■ Written exercise
Isolate every line in the data with the string "Pastrami" and copy it.

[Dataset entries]
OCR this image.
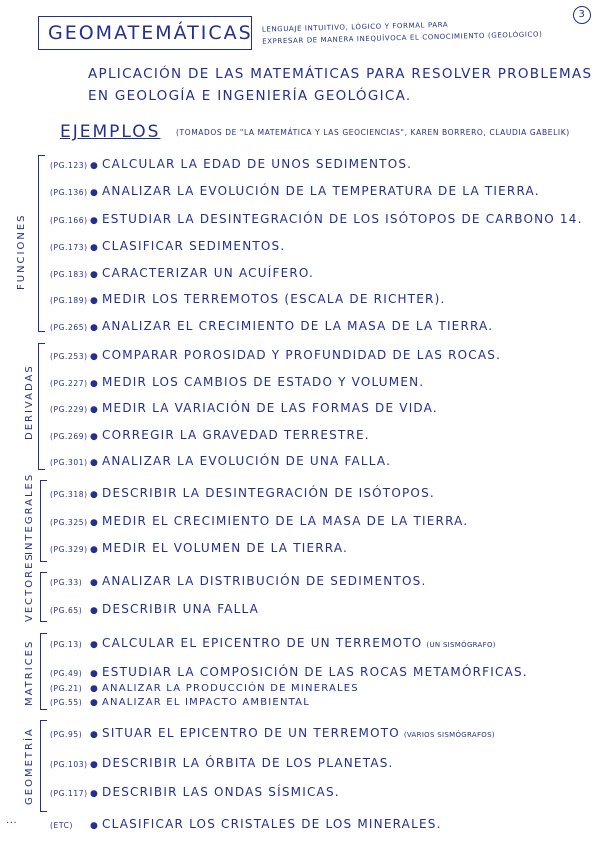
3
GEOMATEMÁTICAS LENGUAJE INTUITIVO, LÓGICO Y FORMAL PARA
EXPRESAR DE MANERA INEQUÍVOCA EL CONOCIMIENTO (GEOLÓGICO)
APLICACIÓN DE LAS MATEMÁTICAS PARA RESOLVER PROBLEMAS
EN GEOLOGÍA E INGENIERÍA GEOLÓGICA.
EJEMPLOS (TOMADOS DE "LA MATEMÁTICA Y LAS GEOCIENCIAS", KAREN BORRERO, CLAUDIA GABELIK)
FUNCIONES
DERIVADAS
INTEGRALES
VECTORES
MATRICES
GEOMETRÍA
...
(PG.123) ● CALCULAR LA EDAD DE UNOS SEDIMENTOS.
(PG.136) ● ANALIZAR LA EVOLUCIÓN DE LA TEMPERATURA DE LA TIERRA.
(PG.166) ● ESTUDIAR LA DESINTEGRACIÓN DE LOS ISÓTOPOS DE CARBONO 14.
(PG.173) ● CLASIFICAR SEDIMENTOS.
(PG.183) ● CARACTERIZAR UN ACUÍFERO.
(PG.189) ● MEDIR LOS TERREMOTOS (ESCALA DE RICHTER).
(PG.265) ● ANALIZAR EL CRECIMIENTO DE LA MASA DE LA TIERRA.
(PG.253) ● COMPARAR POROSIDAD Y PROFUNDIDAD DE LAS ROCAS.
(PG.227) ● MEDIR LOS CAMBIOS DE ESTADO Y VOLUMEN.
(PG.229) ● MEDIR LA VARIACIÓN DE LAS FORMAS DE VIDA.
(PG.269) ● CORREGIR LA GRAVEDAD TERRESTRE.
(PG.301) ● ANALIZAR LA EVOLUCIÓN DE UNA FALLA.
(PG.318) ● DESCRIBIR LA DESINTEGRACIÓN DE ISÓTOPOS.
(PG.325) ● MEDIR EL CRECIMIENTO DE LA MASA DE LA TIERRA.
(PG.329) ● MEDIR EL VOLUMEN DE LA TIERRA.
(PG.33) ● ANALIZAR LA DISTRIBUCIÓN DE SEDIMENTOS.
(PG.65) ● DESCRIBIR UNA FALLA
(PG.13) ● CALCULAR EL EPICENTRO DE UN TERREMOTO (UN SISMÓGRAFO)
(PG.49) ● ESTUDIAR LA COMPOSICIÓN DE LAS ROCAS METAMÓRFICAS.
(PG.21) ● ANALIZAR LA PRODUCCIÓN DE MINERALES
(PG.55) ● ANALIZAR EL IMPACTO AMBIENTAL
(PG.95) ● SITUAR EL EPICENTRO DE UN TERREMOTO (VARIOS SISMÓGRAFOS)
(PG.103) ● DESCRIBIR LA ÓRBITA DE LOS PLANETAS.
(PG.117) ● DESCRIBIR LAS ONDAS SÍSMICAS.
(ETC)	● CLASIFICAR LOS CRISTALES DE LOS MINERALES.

...

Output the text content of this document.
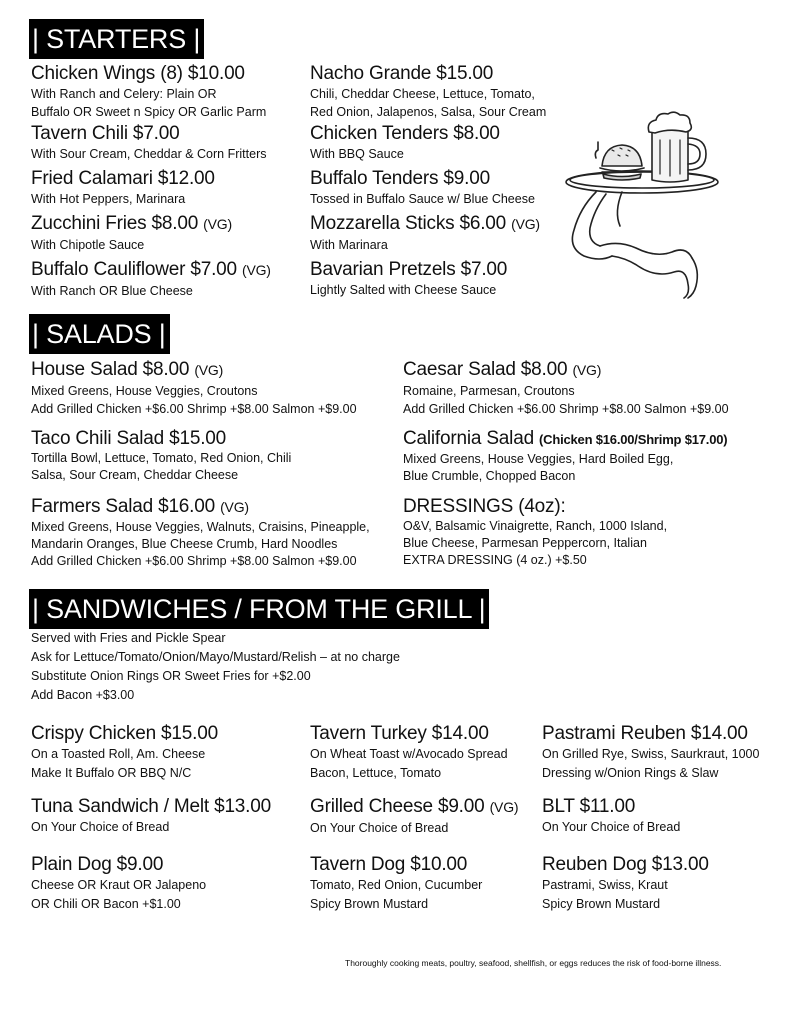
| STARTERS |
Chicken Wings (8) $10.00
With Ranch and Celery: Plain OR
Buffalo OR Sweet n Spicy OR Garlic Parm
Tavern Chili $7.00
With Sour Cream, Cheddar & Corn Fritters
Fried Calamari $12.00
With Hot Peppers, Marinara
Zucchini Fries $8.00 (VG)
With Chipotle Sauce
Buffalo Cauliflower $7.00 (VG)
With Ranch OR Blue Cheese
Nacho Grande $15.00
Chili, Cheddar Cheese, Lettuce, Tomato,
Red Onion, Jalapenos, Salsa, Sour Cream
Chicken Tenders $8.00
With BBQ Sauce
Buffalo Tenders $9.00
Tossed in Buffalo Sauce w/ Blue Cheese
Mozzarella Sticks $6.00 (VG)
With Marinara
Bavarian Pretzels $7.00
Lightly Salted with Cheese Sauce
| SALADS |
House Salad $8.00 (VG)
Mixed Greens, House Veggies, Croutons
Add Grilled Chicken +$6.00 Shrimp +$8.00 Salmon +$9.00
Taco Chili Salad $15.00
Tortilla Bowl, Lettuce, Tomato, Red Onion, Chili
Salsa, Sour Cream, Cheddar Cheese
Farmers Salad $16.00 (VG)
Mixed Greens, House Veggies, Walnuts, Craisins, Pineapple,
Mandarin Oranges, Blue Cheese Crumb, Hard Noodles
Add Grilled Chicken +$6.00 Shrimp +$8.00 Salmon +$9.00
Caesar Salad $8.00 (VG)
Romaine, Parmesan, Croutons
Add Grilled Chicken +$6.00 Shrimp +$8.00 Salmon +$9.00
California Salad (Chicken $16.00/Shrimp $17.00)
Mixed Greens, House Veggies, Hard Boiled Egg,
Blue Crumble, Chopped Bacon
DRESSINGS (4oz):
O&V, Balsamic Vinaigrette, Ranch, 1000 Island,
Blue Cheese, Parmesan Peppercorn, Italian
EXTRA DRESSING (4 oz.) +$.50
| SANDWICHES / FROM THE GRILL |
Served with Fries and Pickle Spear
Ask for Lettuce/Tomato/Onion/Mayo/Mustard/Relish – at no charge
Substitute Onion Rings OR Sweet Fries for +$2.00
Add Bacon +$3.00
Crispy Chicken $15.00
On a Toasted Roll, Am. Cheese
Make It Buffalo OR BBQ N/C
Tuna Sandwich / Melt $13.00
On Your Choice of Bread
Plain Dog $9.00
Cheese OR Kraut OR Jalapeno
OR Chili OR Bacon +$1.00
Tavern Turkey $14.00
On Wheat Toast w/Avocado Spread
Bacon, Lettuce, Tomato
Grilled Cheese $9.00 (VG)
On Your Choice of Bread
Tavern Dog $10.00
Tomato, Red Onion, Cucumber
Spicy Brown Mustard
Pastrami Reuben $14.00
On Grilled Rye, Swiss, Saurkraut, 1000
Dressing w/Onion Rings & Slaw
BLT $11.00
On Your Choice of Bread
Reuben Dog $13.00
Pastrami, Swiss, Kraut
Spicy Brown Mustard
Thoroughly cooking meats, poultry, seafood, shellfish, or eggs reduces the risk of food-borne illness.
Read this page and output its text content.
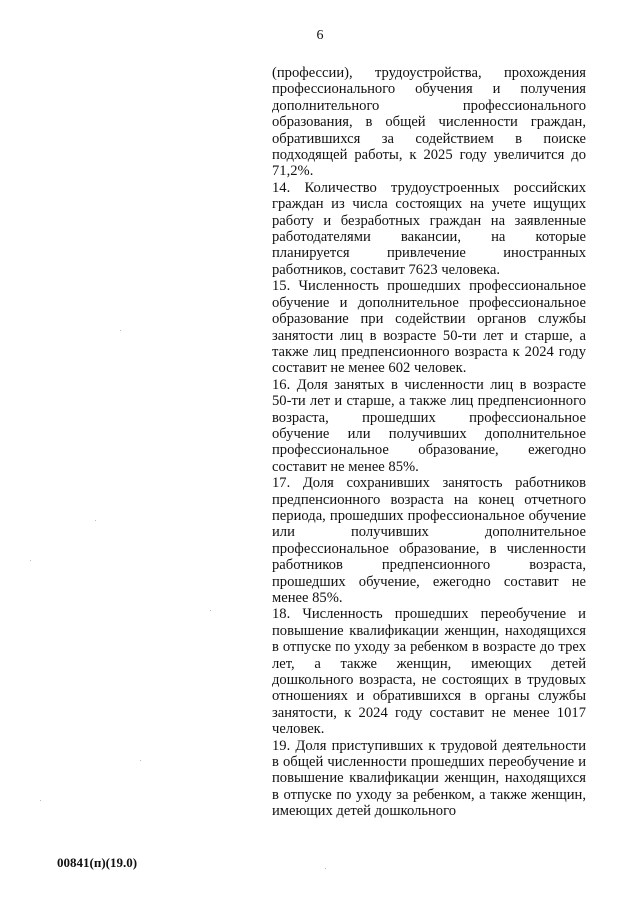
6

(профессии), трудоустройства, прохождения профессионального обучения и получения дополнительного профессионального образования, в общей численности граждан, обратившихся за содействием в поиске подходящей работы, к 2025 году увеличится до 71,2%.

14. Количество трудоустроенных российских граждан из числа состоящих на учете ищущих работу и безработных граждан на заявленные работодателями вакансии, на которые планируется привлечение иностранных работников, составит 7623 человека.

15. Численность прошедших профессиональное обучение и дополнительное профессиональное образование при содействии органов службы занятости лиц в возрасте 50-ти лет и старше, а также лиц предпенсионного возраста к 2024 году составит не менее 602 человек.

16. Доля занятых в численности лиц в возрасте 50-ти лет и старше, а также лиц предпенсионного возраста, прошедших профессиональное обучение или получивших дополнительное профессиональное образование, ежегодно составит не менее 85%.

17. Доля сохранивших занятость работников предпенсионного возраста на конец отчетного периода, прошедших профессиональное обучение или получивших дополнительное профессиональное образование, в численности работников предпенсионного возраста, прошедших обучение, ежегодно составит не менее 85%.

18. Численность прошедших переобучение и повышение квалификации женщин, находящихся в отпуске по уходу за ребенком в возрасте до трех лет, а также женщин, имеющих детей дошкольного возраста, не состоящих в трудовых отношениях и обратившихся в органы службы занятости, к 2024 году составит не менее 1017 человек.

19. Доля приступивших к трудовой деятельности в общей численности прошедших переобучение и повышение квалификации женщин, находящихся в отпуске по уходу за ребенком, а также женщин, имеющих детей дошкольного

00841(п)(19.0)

■ Response to this exercise
Pastrami Reuben $14.00
Pastrami, Swiss, Kraut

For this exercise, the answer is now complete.